• **Task to complete**: Pick out each line containing the string "OST₁" and copy it.

====

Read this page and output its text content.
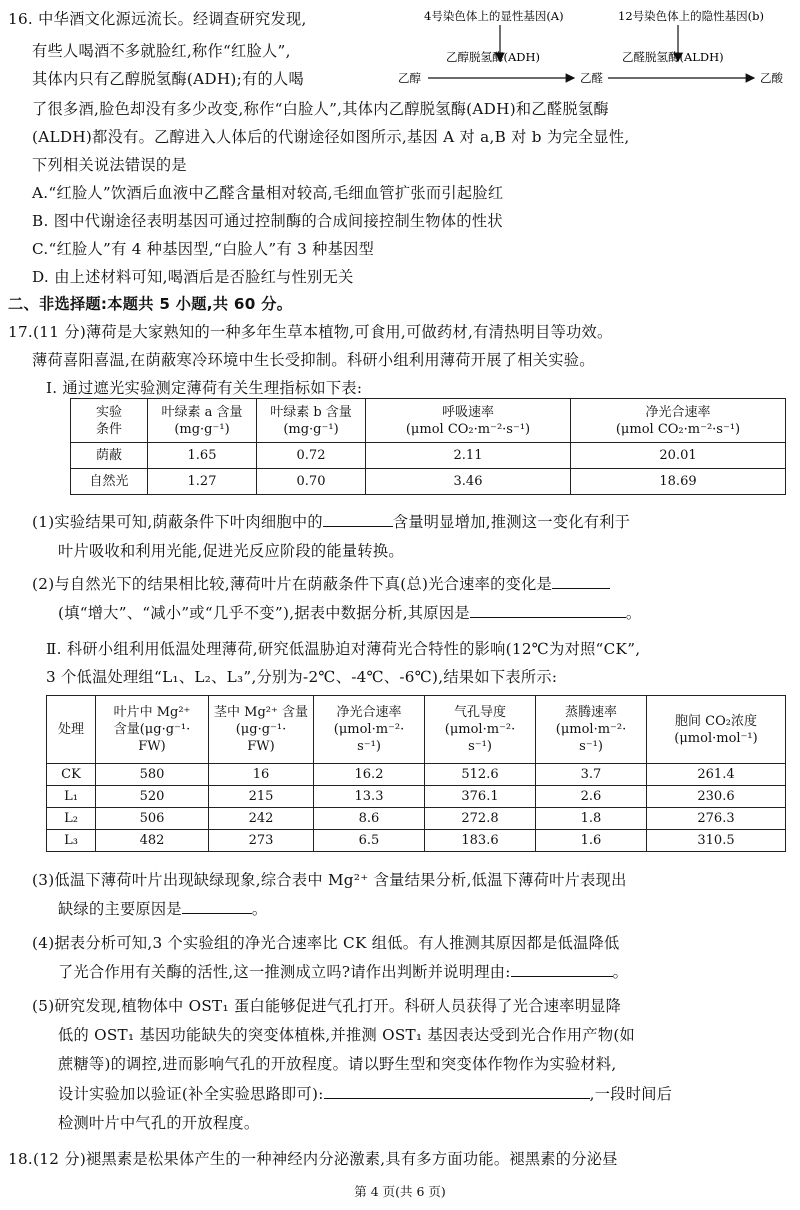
16. 中华酒文化源远流长。经调查研究发现,
有些人喝酒不多就脸红,称作“红脸人”,
其体内只有乙醇脱氢酶(ADH);有的人喝
了很多酒,脸色却没有多少改变,称作“白脸人”,其体内乙醇脱氢酶(ADH)和乙醛脱氢酶
(ALDH)都没有。乙醇进入人体后的代谢途径如图所示,基因 A 对 a,B 对 b 为完全显性,
下列相关说法错误的是
A.“红脸人”饮酒后血液中乙醛含量相对较高,毛细血管扩张而引起脸红
B. 图中代谢途径表明基因可通过控制酶的合成间接控制生物体的性状
C.“红脸人”有 4 种基因型,“白脸人”有 3 种基因型
D. 由上述材料可知,喝酒后是否脸红与性别无关
4号染色体上的显性基因(A)	12号染色体上的隐性基因(b)
乙醇脱氢酶(ADH)	乙醛脱氢酶(ALDH)
乙醇	乙醛	乙酸
二、非选择题:本题共 5 小题,共 60 分。
17.(11 分)薄荷是大家熟知的一种多年生草本植物,可食用,可做药材,有清热明目等功效。
薄荷喜阳喜温,在荫蔽寒冷环境中生长受抑制。科研小组利用薄荷开展了相关实验。
Ⅰ. 通过遮光实验测定薄荷有关生理指标如下表:
实验
条件	叶绿素 a 含量
(mg·g⁻¹)	叶绿素 b 含量
(mg·g⁻¹)	呼吸速率
(μmol CO₂·m⁻²·s⁻¹)	净光合速率
(μmol CO₂·m⁻²·s⁻¹)
荫蔽	1.65	0.72	2.11	20.01
自然光	1.27	0.70	3.46	18.69
(1)实验结果可知,荫蔽条件下叶肉细胞中的	含量明显增加,推测这一变化有利于
叶片吸收和利用光能,促进光反应阶段的能量转换。
(2)与自然光下的结果相比较,薄荷叶片在荫蔽条件下真(总)光合速率的变化是
(填“增大”、“减小”或“几乎不变”),据表中数据分析,其原因是	。
Ⅱ. 科研小组利用低温处理薄荷,研究低温胁迫对薄荷光合特性的影响(12℃为对照“CK”,
3 个低温处理组“L₁、L₂、L₃”,分别为-2℃、-4℃、-6℃),结果如下表所示:
处理	叶片中 Mg²⁺
含量(μg·g⁻¹·
FW)	茎中 Mg²⁺ 含量
(μg·g⁻¹·
FW)	净光合速率
(μmol·m⁻²·
s⁻¹)	气孔导度
(μmol·m⁻²·
s⁻¹)	蒸腾速率
(μmol·m⁻²·
s⁻¹)	胞间 CO₂浓度
(μmol·mol⁻¹)
CK	580	16	16.2	512.6	3.7	261.4
L₁	520	215	13.3	376.1	2.6	230.6
L₂	506	242	8.6	272.8	1.8	276.3
L₃	482	273	6.5	183.6	1.6	310.5
(3)低温下薄荷叶片出现缺绿现象,综合表中 Mg²⁺ 含量结果分析,低温下薄荷叶片表现出
缺绿的主要原因是	。
(4)据表分析可知,3 个实验组的净光合速率比 CK 组低。有人推测其原因都是低温降低
了光合作用有关酶的活性,这一推测成立吗?请作出判断并说明理由:	。
(5)研究发现,植物体中 OST₁ 蛋白能够促进气孔打开。科研人员获得了光合速率明显降
低的 OST₁ 基因功能缺失的突变体植株,并推测 OST₁ 基因表达受到光合作用产物(如
蔗糖等)的调控,进而影响气孔的开放程度。请以野生型和突变体作物作为实验材料,
设计实验加以验证(补全实验思路即可):	,一段时间后
检测叶片中气孔的开放程度。
18.(12 分)褪黑素是松果体产生的一种神经内分泌激素,具有多方面功能。褪黑素的分泌昼
第 4 页(共 6 页)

====

• **Task output**:
(5)研究发现,植物体中 OST₁ 蛋白能够促进气孔打开。科研人员获得了光合速率明显降
低的 OST₁ 基因功能缺失的突变体植株,并推测 OST₁ 基因表达受到光合作用产物(如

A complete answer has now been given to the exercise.